• [Text to read]
..............................

- Location in Tazewell County
- Country: United States
- State: Illinois
- County: Tazewell
- Established: November 11, 1850

Area
- • Total: 30.26 sq mi (78.4 km^{2})
- • Land: 30.25 sq mi (78.3 km^{2})
- • Water: 0.01 sq mi (0.026 km^{2}) 0.03%

Population (2010)
- • Estimate (2016): 574
- • Density: 19.5/sq mi (7.5/km^{2})
- Time zone: UTC-6 (CST)
- • Summer (DST): UTC-5 (CDT)
- FIPS code: 17-179-35359

= Hittle Township, Tazewell County, Illinois =

Hittle Township is located in Tazewell County, Illinois. As of the 2010 census, its population was 591 and it contained 254 housing units. Hittle Township was originally called Union Township. The name was changed from Union to Waterford Township on May 20, 1850, and again from Waterford to Armington Township in August, 1850. Armington was changed to Hittle though on November 11 of that same year.

..............................

• [Data lines]

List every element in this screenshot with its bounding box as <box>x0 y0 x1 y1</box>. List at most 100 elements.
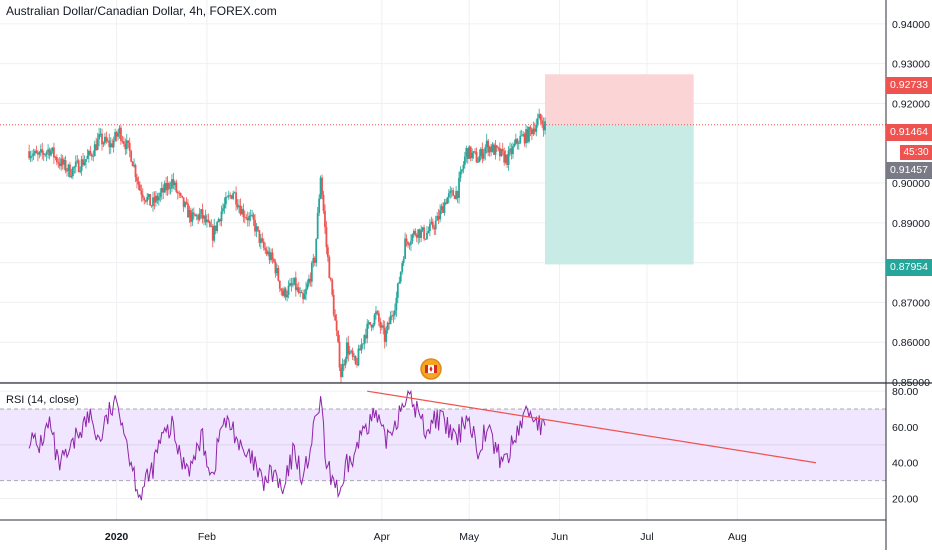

..............................

• [Directions] In the text about Hittle Township, what was the township originally called?

• [Task solution] Union Township